◆ BRIEF A ◆
In the NFS forum thread, what did the poster who gave up switch to after removing LACP from the uplinks?
◆ BRIEF B ◆
Repeat word for word the part of the NFS forum thread starting with "I guess this" and going on through "Hope this helps.".

◆ PASSAGE TO READ ◆
__________________________________________________

Also, unlike vMotion, FT logging, and iSCSI, NFS isn't locked to a specific vmk. It will use any available interface. As you have an interface in the same subnet as the NFS server, it should use that one.

If there are logs on the NAS, check there for any clues. Otherwise, dropping back to a single link and monitoring the traffic may be your only recourse. (does that switch do port mirroring?)

Ricky
  • 222
  • 2
  • 6
  • The QNAP has pretty pathetic logging but it says there are NFS connections from node1 and node2 on their respective vmk1's. I think when I successfully accessed NFS using a linux system attached to the same VLAN that was an indication that the NFS service on the QNAP was functioning correctly. I made a new vDS removed all the LACP and LAG stuff (and corresponding switch ports) from the uplinks and assigned node2's vmk1 to a NIC with the same results. Unfortunately, switch can't do port mirroring of LAGs but I will try doing so on vmk1's NIC for node2 under it's config. – Gerald Jan 27 '14 at 09:17
0

I gave up.

I removed LACP from the uplinks and switched to iSCSI with multi-path (a port group and associated vmk for each uplink, just for SAN).

Gerald
  • 49
  • 1
  • 1
  • 6
-1

I guess this has to do with NFS4. ESX only seems to support NSF3, otherwise it won't work.

-1

I had a similar problem with my configuration, you might be surprised but adding an entry for each esx host inside the /etc/hosts (IP hostname hostname) file of the QNAP solved my issue.

Hope this helps.

Arka
  • 1

__________________________________________________

◆ ROWS ◆
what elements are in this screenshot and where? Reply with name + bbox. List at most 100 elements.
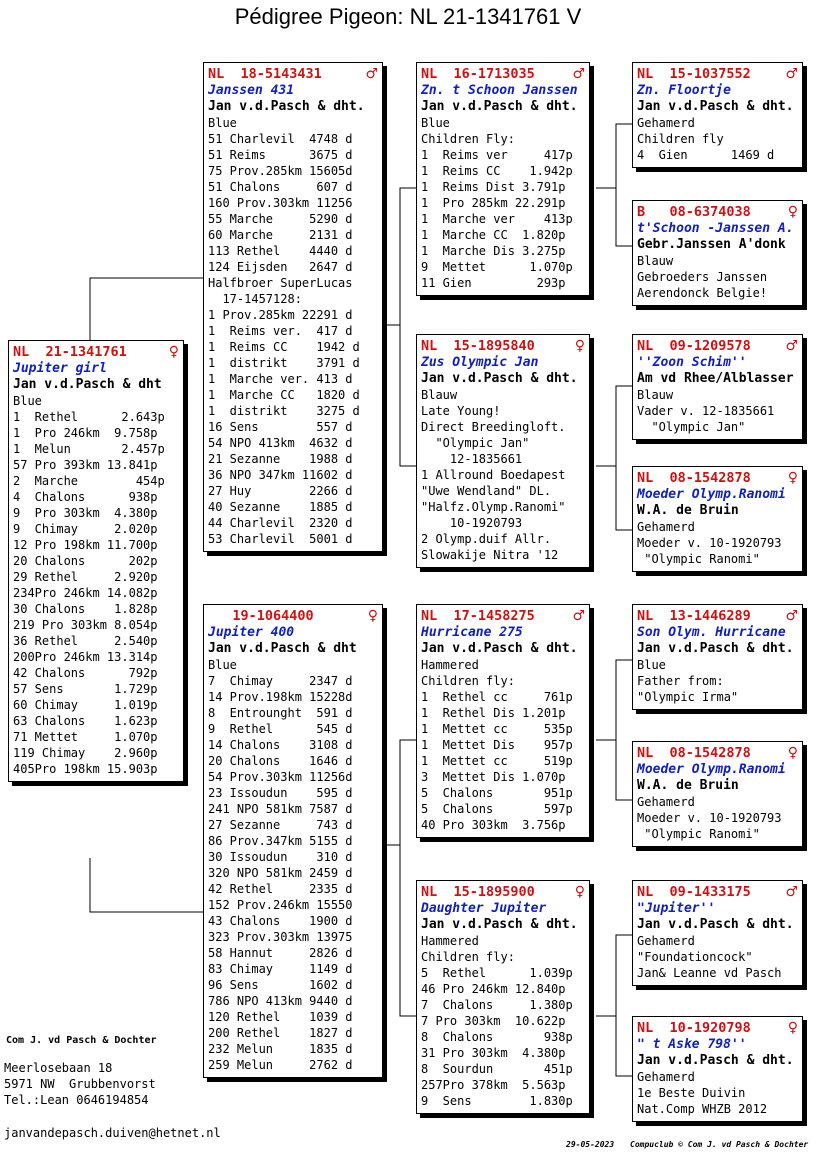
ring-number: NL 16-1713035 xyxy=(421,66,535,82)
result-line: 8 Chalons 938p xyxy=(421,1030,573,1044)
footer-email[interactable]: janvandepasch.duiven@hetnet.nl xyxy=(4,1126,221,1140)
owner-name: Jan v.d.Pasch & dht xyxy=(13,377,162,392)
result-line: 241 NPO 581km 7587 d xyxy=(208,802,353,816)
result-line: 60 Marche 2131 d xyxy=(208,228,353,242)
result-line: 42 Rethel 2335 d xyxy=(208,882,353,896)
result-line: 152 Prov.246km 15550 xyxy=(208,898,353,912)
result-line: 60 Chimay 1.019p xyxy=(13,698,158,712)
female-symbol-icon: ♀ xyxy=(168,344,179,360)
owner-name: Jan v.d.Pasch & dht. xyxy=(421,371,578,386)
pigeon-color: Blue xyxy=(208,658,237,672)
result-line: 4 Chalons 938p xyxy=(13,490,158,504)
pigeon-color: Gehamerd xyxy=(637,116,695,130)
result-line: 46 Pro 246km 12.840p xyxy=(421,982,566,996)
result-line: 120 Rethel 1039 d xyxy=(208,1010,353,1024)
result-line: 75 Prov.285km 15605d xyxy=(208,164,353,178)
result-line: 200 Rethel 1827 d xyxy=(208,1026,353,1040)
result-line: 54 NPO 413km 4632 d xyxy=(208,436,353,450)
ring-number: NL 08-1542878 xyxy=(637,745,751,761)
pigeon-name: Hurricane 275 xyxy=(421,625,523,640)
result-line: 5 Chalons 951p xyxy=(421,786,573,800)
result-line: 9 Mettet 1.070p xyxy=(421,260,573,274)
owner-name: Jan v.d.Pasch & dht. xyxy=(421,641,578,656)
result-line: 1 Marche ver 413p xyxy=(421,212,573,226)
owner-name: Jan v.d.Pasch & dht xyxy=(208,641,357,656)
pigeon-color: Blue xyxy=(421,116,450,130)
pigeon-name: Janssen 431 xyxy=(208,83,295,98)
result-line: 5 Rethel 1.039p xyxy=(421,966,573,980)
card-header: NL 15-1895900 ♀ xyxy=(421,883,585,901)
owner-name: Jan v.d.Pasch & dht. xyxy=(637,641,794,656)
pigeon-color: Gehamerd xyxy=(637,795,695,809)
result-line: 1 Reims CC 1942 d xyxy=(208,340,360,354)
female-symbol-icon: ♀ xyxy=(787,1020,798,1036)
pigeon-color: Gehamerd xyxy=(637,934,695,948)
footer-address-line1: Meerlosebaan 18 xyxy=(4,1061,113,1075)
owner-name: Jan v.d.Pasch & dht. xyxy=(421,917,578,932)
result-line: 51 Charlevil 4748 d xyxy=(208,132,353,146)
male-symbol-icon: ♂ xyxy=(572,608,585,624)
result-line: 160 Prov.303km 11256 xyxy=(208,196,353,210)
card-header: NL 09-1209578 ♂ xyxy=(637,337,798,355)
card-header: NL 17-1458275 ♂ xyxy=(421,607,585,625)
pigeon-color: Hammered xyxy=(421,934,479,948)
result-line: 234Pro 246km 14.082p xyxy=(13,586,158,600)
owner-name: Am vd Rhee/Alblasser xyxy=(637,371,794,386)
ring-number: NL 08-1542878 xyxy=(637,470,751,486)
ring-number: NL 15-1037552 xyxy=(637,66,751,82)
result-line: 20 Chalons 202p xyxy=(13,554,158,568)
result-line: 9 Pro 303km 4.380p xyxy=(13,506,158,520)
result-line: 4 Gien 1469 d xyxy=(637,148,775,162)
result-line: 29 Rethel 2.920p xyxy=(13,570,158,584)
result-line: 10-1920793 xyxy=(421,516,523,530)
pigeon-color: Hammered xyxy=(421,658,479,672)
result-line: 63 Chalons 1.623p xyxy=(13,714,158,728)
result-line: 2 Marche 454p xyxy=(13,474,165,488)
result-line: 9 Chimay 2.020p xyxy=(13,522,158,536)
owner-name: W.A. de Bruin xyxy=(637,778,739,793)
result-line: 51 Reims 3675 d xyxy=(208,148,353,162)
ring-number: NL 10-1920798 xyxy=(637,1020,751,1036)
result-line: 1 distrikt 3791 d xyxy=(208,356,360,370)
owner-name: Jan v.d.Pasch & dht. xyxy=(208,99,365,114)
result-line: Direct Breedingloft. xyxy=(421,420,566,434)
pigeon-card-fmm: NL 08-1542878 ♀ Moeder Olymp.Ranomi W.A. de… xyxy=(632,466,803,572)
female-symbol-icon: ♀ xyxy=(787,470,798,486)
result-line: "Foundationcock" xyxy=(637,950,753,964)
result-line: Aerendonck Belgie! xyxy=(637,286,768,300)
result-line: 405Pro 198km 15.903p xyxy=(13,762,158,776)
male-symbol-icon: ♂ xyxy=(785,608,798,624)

__________________________________________________

◆ EXERCISE ANSWER A ◆
iSCSI with multi-path, using a port group and associated vmk for each uplink.

◆ EXERCISE ANSWER B ◆
I guess this has to do with NFS4. ESX only seems to support NSF3, otherwise it won't work.

-1

I had a similar problem with my configuration, you might be surprised but adding an entry for each esx host inside the /etc/hosts (IP hostname hostname) file of the QNAP solved my issue.

Hope this helps.